▶ [PROVIDED ENTRIES]
********

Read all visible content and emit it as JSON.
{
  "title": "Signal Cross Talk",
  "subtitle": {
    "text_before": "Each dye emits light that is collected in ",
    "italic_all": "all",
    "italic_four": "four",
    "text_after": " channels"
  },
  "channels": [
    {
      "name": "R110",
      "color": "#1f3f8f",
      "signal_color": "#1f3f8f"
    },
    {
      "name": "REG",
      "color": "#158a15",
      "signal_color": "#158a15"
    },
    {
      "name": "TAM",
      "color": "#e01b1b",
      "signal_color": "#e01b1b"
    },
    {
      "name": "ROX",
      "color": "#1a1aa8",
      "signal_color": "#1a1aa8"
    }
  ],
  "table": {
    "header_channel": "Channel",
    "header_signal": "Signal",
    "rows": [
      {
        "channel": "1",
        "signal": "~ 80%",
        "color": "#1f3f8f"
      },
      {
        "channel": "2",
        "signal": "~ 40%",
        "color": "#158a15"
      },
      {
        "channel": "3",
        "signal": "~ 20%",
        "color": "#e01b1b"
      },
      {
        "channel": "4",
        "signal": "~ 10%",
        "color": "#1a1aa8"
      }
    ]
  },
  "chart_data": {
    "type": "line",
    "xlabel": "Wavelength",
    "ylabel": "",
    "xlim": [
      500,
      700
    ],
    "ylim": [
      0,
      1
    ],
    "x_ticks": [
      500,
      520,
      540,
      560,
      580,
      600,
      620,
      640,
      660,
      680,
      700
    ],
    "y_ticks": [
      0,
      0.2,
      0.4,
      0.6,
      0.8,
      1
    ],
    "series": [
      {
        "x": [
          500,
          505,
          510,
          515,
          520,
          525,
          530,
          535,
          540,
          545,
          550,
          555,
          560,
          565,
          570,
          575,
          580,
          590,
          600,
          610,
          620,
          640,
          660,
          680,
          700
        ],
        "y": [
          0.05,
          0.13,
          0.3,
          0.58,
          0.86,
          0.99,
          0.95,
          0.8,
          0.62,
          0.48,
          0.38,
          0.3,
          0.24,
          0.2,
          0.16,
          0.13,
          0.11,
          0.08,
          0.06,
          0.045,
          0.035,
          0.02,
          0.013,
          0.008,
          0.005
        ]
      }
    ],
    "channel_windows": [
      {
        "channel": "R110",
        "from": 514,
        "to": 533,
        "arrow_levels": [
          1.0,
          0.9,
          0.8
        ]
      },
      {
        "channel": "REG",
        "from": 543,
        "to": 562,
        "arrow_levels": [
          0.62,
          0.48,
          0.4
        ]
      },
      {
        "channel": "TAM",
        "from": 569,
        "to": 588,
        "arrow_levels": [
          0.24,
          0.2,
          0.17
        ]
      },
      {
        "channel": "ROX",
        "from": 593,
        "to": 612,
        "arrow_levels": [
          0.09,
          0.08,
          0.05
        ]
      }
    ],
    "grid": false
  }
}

********

▶ [YOUR GOAL] Write out all the lines again, exactly as they are.

▶ [TASK RESULT]
Read all visible content and emit it as JSON.
{
  "title": "Signal Cross Talk",
  "subtitle": {
    "text_before": "Each dye emits light that is collected in ",
    "italic_all": "all",
    "italic_four": "four",
    "text_after": " channels"
  },
  "channels": [
    {
      "name": "R110",
      "color": "#1f3f8f",
      "signal_color": "#1f3f8f"
    },
    {
      "name": "REG",
      "color": "#158a15",
      "signal_color": "#158a15"
    },
    {
      "name": "TAM",
      "color": "#e01b1b",
      "signal_color": "#e01b1b"
    },
    {
      "name": "ROX",
      "color": "#1a1aa8",
      "signal_color": "#1a1aa8"
    }
  ],
  "table": {
    "header_channel": "Channel",
    "header_signal": "Signal",
    "rows": [
      {
        "channel": "1",
        "signal": "~ 80%",
        "color": "#1f3f8f"
      },
      {
        "channel": "2",
        "signal": "~ 40%",
        "color": "#158a15"
      },
      {
        "channel": "3",
        "signal": "~ 20%",
        "color": "#e01b1b"
      },
      {
        "channel": "4",
        "signal": "~ 10%",
        "color": "#1a1aa8"
      }
    ]
  },
  "chart_data": {
    "type": "line",
    "xlabel": "Wavelength",
    "ylabel": "",
    "xlim": [
      500,
      700
    ],
    "ylim": [
      0,
      1
    ],
    "x_ticks": [
      500,
      520,
      540,
      560,
      580,
      600,
      620,
      640,
      660,
      680,
      700
    ],
    "y_ticks": [
      0,
      0.2,
      0.4,
      0.6,
      0.8,
      1
    ],
    "series": [
      {
        "x": [
          500,
          505,
          510,
          515,
          520,
          525,
          530,
          535,
          540,
          545,
          550,
          555,
          560,
          565,
          570,
          575,
          580,
          590,
          600,
          610,
          620,
          640,
          660,
          680,
          700
        ],
        "y": [
          0.05,
          0.13,
          0.3,
          0.58,
          0.86,
          0.99,
          0.95,
          0.8,
          0.62,
          0.48,
          0.38,
          0.3,
          0.24,
          0.2,
          0.16,
          0.13,
          0.11,
          0.08,
          0.06,
          0.045,
          0.035,
          0.02,
          0.013,
          0.008,
          0.005
        ]
      }
    ],
    "channel_windows": [
      {
        "channel": "R110",
        "from": 514,
        "to": 533,
        "arrow_levels": [
          1.0,
          0.9,
          0.8
        ]
      },
      {
        "channel": "REG",
        "from": 543,
        "to": 562,
        "arrow_levels": [
          0.62,
          0.48,
          0.4
        ]
      },
      {
        "channel": "TAM",
        "from": 569,
        "to": 588,
        "arrow_levels": [
          0.24,
          0.2,
          0.17
        ]
      },
      {
        "channel": "ROX",
        "from": 593,
        "to": 612,
        "arrow_levels": [
          0.09,
          0.08,
          0.05
        ]
      }
    ],
    "grid": false
  }
}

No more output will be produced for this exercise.